§ What the task requires: Gather every line of the entries that includes the word "your".

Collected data
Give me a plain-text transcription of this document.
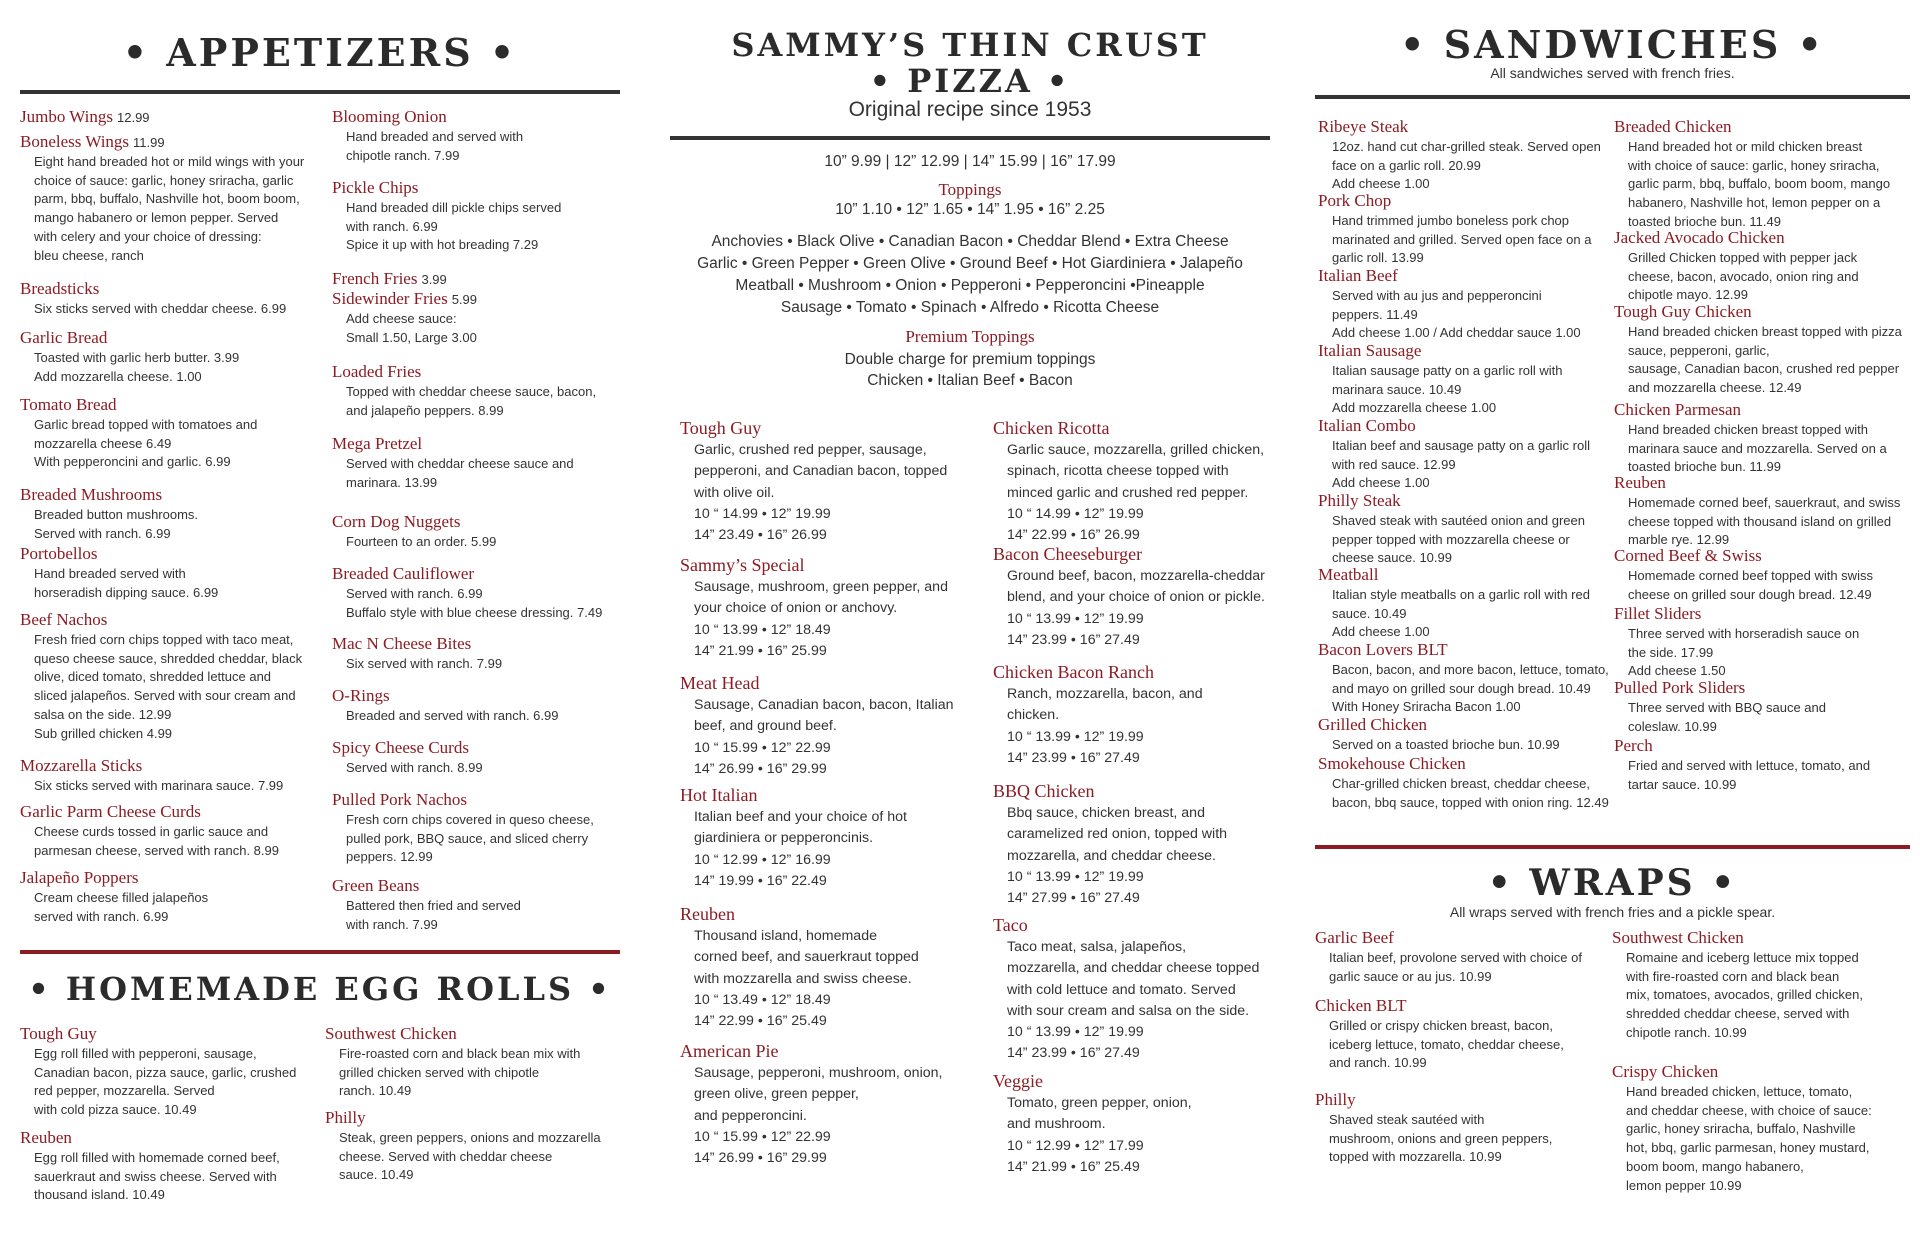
• APPETIZERS •
Jumbo Wings 12.99
Boneless Wings 11.99
Eight hand breaded hot or mild wings with your
choice of sauce: garlic, honey sriracha, garlic
parm, bbq, buffalo, Nashville hot, boom boom,
mango habanero or lemon pepper. Served
with celery and your choice of dressing:
bleu cheese, ranch
Breadsticks
Six sticks served with cheddar cheese. 6.99
Garlic Bread
Toasted with garlic herb butter. 3.99
Add mozzarella cheese. 1.00
Tomato Bread
Garlic bread topped with tomatoes and
mozzarella cheese 6.49
With pepperoncini and garlic. 6.99
Breaded Mushrooms
Breaded button mushrooms.
Served with ranch. 6.99
Portobellos
Hand breaded served with
horseradish dipping sauce. 6.99
Beef Nachos
Fresh fried corn chips topped with taco meat,
queso cheese sauce, shredded cheddar, black
olive, diced tomato, shredded lettuce and
sliced jalapeños. Served with sour cream and
salsa on the side. 12.99
Sub grilled chicken 4.99
Mozzarella Sticks
Six sticks served with marinara sauce. 7.99
Garlic Parm Cheese Curds
Cheese curds tossed in garlic sauce and
parmesan cheese, served with ranch. 8.99
Jalapeño Poppers
Cream cheese filled jalapeños
served with ranch. 6.99
Blooming Onion
Hand breaded and served with
chipotle ranch. 7.99
Pickle Chips
Hand breaded dill pickle chips served
with ranch. 6.99
Spice it up with hot breading 7.29
French Fries 3.99
Sidewinder Fries 5.99
Add cheese sauce:
Small 1.50, Large 3.00
Loaded Fries
Topped with cheddar cheese sauce, bacon,
and jalapeño peppers. 8.99
Mega Pretzel
Served with cheddar cheese sauce and
marinara. 13.99
Corn Dog Nuggets
Fourteen to an order. 5.99
Breaded Cauliflower
Served with ranch. 6.99
Buffalo style with blue cheese dressing. 7.49
Mac N Cheese Bites
Six served with ranch. 7.99
O-Rings
Breaded and served with ranch. 6.99
Spicy Cheese Curds
Served with ranch. 8.99
Pulled Pork Nachos
Fresh corn chips covered in queso cheese,
pulled pork, BBQ sauce, and sliced cherry
peppers. 12.99
Green Beans
Battered then fried and served
with ranch. 7.99
• HOMEMADE EGG ROLLS •
Tough Guy
Egg roll filled with pepperoni, sausage,
Canadian bacon, pizza sauce, garlic, crushed
red pepper, mozzarella. Served
with cold pizza sauce. 10.49
Reuben
Egg roll filled with homemade corned beef,
sauerkraut and swiss cheese. Served with
thousand island. 10.49
Southwest Chicken
Fire-roasted corn and black bean mix with
grilled chicken served with chipotle
ranch. 10.49
Philly
Steak, green peppers, onions and mozzarella
cheese. Served with cheddar cheese
sauce. 10.49
SAMMY’S THIN CRUST
• PIZZA •
Original recipe since 1953
10” 9.99 | 12” 12.99 | 14” 15.99 | 16” 17.99
Toppings
10” 1.10 • 12” 1.65 • 14” 1.95 • 16” 2.25
Anchovies • Black Olive • Canadian Bacon • Cheddar Blend • Extra Cheese
Garlic • Green Pepper • Green Olive • Ground Beef • Hot Giardiniera • Jalapeño
Meatball • Mushroom • Onion • Pepperoni • Pepperoncini •Pineapple
Sausage • Tomato • Spinach • Alfredo • Ricotta Cheese
Premium Toppings
Double charge for premium toppings
Chicken • Italian Beef • Bacon
Tough Guy
Garlic, crushed red pepper, sausage,
pepperoni, and Canadian bacon, topped
with olive oil.
10 “ 14.99 • 12” 19.99
14” 23.49 • 16” 26.99
Sammy’s Special
Sausage, mushroom, green pepper, and
your choice of onion or anchovy.
10 “ 13.99 • 12” 18.49
14” 21.99 • 16” 25.99
Meat Head
Sausage, Canadian bacon, bacon, Italian
beef, and ground beef.
10 “ 15.99 • 12” 22.99
14” 26.99 • 16” 29.99
Hot Italian
Italian beef and your choice of hot
giardiniera or pepperoncinis.
10 “ 12.99 • 12” 16.99
14” 19.99 • 16” 22.49
Reuben
Thousand island, homemade
corned beef, and sauerkraut topped
with mozzarella and swiss cheese.
10 “ 13.49 • 12” 18.49
14” 22.99 • 16” 25.49
American Pie
Sausage, pepperoni, mushroom, onion,
green olive, green pepper,
and pepperoncini.
10 “ 15.99 • 12” 22.99
14” 26.99 • 16” 29.99
Chicken Ricotta
Garlic sauce, mozzarella, grilled chicken,
spinach, ricotta cheese topped with
minced garlic and crushed red pepper.
10 “ 14.99 • 12” 19.99
14” 22.99 • 16” 26.99
Bacon Cheeseburger
Ground beef, bacon, mozzarella-cheddar
blend, and your choice of onion or pickle.
10 “ 13.99 • 12” 19.99
14” 23.99 • 16” 27.49
Chicken Bacon Ranch
Ranch, mozzarella, bacon, and
chicken.
10 “ 13.99 • 12” 19.99
14” 23.99 • 16” 27.49
BBQ Chicken
Bbq sauce, chicken breast, and
caramelized red onion, topped with
mozzarella, and cheddar cheese.
10 “ 13.99 • 12” 19.99
14” 27.99 • 16” 27.49
Taco
Taco meat, salsa, jalapeños,
mozzarella, and cheddar cheese topped
with cold lettuce and tomato. Served
with sour cream and salsa on the side.
10 “ 13.99 • 12” 19.99
14” 23.99 • 16” 27.49
Veggie
Tomato, green pepper, onion,
and mushroom.
10 “ 12.99 • 12” 17.99
14” 21.99 • 16” 25.49
• SANDWICHES •
All sandwiches served with french fries.
Ribeye Steak
12oz. hand cut char-grilled steak. Served open
face on a garlic roll. 20.99
Add cheese 1.00
Pork Chop
Hand trimmed jumbo boneless pork chop
marinated and grilled. Served open face on a
garlic roll. 13.99
Italian Beef
Served with au jus and pepperoncini
peppers. 11.49
Add cheese 1.00 / Add cheddar sauce 1.00
Italian Sausage
Italian sausage patty on a garlic roll with
marinara sauce. 10.49
Add mozzarella cheese 1.00
Italian Combo
Italian beef and sausage patty on a garlic roll
with red sauce. 12.99
Add cheese 1.00
Philly Steak
Shaved steak with sautéed onion and green
pepper topped with mozzarella cheese or
cheese sauce. 10.99
Meatball
Italian style meatballs on a garlic roll with red
sauce. 10.49
Add cheese 1.00
Bacon Lovers BLT
Bacon, bacon, and more bacon, lettuce, tomato,
and mayo on grilled sour dough bread. 10.49
With Honey Sriracha Bacon 1.00
Grilled Chicken
Served on a toasted brioche bun. 10.99
Smokehouse Chicken
Char-grilled chicken breast, cheddar cheese,
bacon, bbq sauce, topped with onion ring. 12.49
Breaded Chicken
Hand breaded hot or mild chicken breast
with choice of sauce: garlic, honey sriracha,
garlic parm, bbq, buffalo, boom boom, mango
habanero, Nashville hot, lemon pepper on a
toasted brioche bun. 11.49
Jacked Avocado Chicken
Grilled Chicken topped with pepper jack
cheese, bacon, avocado, onion ring and
chipotle mayo. 12.99
Tough Guy Chicken
Hand breaded chicken breast topped with pizza
sauce, pepperoni, garlic,
sausage, Canadian bacon, crushed red pepper
and mozzarella cheese. 12.49
Chicken Parmesan
Hand breaded chicken breast topped with
marinara sauce and mozzarella. Served on a
toasted brioche bun. 11.99
Reuben
Homemade corned beef, sauerkraut, and swiss
cheese topped with thousand island on grilled
marble rye. 12.99
Corned Beef & Swiss
Homemade corned beef topped with swiss
cheese on grilled sour dough bread. 12.49
Fillet Sliders
Three served with horseradish sauce on
the side. 17.99
Add cheese 1.50
Pulled Pork Sliders
Three served with BBQ sauce and
coleslaw. 10.99
Perch
Fried and served with lettuce, tomato, and
tartar sauce. 10.99
• WRAPS •
All wraps served with french fries and a pickle spear.
Garlic Beef
Italian beef, provolone served with choice of
garlic sauce or au jus. 10.99
Chicken BLT
Grilled or crispy chicken breast, bacon,
iceberg lettuce, tomato, cheddar cheese,
and ranch. 10.99
Philly
Shaved steak sautéed with
mushroom, onions and green peppers,
topped with mozzarella. 10.99
Southwest Chicken
Romaine and iceberg lettuce mix topped
with fire-roasted corn and black bean
mix, tomatoes, avocados, grilled chicken,
shredded cheddar cheese, served with
chipotle ranch. 10.99
Crispy Chicken
Hand breaded chicken, lettuce, tomato,
and cheddar cheese, with choice of sauce:
garlic, honey sriracha, buffalo, Nashville
hot, bbq, garlic parmesan, honey mustard,
boom boom, mango habanero,
lemon pepper 10.99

§ Finished task:
Eight hand breaded hot or mild wings with your
with celery and your choice of dressing:
your choice of onion or anchovy.
Italian beef and your choice of hot
blend, and your choice of onion or pickle.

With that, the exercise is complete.